* _Task objective_
Give every line of the data again, unchanged, but with no pictures.

Saved entries:

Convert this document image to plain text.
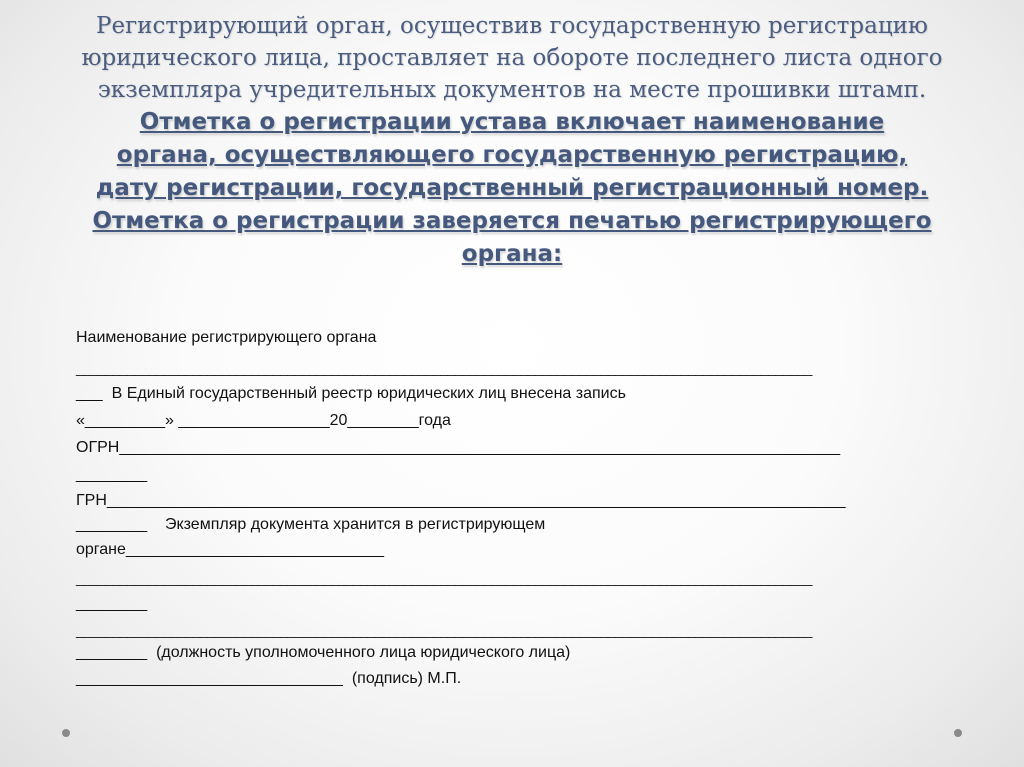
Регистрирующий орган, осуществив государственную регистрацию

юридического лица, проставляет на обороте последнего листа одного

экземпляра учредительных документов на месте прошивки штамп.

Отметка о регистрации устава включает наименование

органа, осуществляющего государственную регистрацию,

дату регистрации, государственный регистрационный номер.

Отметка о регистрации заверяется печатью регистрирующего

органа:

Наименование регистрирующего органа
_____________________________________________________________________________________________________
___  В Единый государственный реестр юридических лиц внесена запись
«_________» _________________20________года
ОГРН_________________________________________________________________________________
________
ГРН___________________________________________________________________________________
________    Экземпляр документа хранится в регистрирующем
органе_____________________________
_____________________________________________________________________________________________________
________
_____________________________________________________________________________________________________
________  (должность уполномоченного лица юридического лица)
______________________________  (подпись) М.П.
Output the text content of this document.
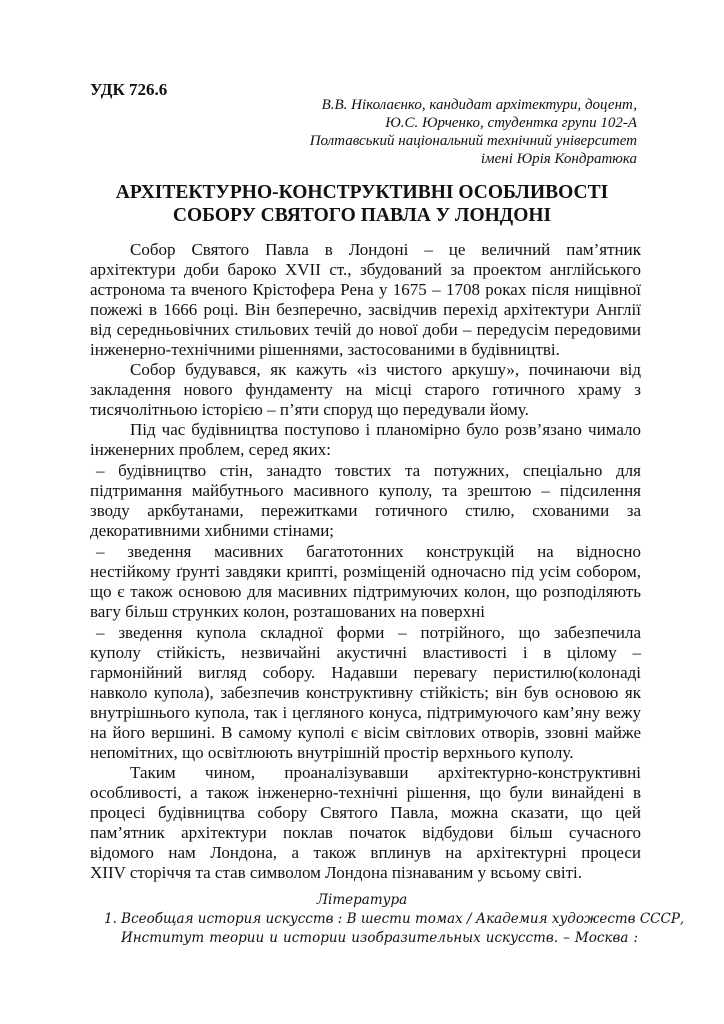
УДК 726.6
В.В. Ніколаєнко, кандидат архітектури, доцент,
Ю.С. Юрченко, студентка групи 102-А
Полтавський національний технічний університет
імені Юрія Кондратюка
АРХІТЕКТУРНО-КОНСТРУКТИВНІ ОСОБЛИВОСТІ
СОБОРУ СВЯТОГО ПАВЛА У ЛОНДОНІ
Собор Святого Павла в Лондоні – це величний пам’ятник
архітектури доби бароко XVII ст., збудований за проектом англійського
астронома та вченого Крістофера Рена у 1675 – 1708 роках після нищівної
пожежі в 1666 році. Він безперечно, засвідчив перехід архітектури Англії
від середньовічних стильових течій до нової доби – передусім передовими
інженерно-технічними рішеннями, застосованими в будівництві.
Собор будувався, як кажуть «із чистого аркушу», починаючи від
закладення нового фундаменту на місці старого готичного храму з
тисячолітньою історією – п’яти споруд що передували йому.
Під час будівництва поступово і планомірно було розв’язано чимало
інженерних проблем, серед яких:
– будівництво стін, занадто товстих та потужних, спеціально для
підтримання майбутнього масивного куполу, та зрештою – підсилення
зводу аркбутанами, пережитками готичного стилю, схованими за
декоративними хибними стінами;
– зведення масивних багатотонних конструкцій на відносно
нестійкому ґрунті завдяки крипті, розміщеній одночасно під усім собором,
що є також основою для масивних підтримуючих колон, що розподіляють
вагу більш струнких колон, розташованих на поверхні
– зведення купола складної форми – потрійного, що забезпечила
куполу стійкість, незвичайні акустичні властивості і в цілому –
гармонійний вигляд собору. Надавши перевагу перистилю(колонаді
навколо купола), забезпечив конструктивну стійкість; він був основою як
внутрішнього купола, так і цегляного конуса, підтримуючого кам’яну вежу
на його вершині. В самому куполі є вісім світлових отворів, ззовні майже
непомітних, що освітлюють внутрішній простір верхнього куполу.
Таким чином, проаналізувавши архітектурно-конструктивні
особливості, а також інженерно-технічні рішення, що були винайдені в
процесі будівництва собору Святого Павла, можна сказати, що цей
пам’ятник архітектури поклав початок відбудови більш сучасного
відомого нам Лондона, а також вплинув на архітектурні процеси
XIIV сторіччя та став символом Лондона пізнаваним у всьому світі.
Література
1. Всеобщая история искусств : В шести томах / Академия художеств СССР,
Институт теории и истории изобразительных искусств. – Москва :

* _Correct result_
Convert this document image to plain text.
Регистрирующий орган, осуществив государственную регистрацию

юридического лица, проставляет на обороте последнего листа одного

экземпляра учредительных документов на месте прошивки штамп.

Отметка о регистрации устава включает наименование

органа, осуществляющего государственную регистрацию,

дату регистрации, государственный регистрационный номер.

Отметка о регистрации заверяется печатью регистрирующего

органа:

Наименование регистрирующего органа
_____________________________________________________________________________________________________
___  В Единый государственный реестр юридических лиц внесена запись
«_________» _________________20________года
ОГРН_________________________________________________________________________________
________
ГРН___________________________________________________________________________________
________    Экземпляр документа хранится в регистрирующем
органе_____________________________
_____________________________________________________________________________________________________
________
_____________________________________________________________________________________________________
________  (должность уполномоченного лица юридического лица)
______________________________  (подпись) М.П.
Output the text content of this document.
УДК 726.6
В.В. Ніколаєнко, кандидат архітектури, доцент,
Ю.С. Юрченко, студентка групи 102-А
Полтавський національний технічний університет
імені Юрія Кондратюка
АРХІТЕКТУРНО-КОНСТРУКТИВНІ ОСОБЛИВОСТІ
СОБОРУ СВЯТОГО ПАВЛА У ЛОНДОНІ
Собор Святого Павла в Лондоні – це величний пам’ятник
архітектури доби бароко XVII ст., збудований за проектом англійського
астронома та вченого Крістофера Рена у 1675 – 1708 роках після нищівної
пожежі в 1666 році. Він безперечно, засвідчив перехід архітектури Англії
від середньовічних стильових течій до нової доби – передусім передовими
інженерно-технічними рішеннями, застосованими в будівництві.
Собор будувався, як кажуть «із чистого аркушу», починаючи від
закладення нового фундаменту на місці старого готичного храму з
тисячолітньою історією – п’яти споруд що передували йому.
Під час будівництва поступово і планомірно було розв’язано чимало
інженерних проблем, серед яких:
– будівництво стін, занадто товстих та потужних, спеціально для
підтримання майбутнього масивного куполу, та зрештою – підсилення
зводу аркбутанами, пережитками готичного стилю, схованими за
декоративними хибними стінами;
– зведення масивних багатотонних конструкцій на відносно
нестійкому ґрунті завдяки крипті, розміщеній одночасно під усім собором,
що є також основою для масивних підтримуючих колон, що розподіляють
вагу більш струнких колон, розташованих на поверхні
– зведення купола складної форми – потрійного, що забезпечила
куполу стійкість, незвичайні акустичні властивості і в цілому –
гармонійний вигляд собору. Надавши перевагу перистилю(колонаді
навколо купола), забезпечив конструктивну стійкість; він був основою як
внутрішнього купола, так і цегляного конуса, підтримуючого кам’яну вежу
на його вершині. В самому куполі є вісім світлових отворів, ззовні майже
непомітних, що освітлюють внутрішній простір верхнього куполу.
Таким чином, проаналізувавши архітектурно-конструктивні
особливості, а також інженерно-технічні рішення, що були винайдені в
процесі будівництва собору Святого Павла, можна сказати, що цей
пам’ятник архітектури поклав початок відбудови більш сучасного
відомого нам Лондона, а також вплинув на архітектурні процеси
XIIV сторіччя та став символом Лондона пізнаваним у всьому світі.
Література
1. Всеобщая история искусств : В шести томах / Академия художеств СССР,
Институт теории и истории изобразительных искусств. – Москва :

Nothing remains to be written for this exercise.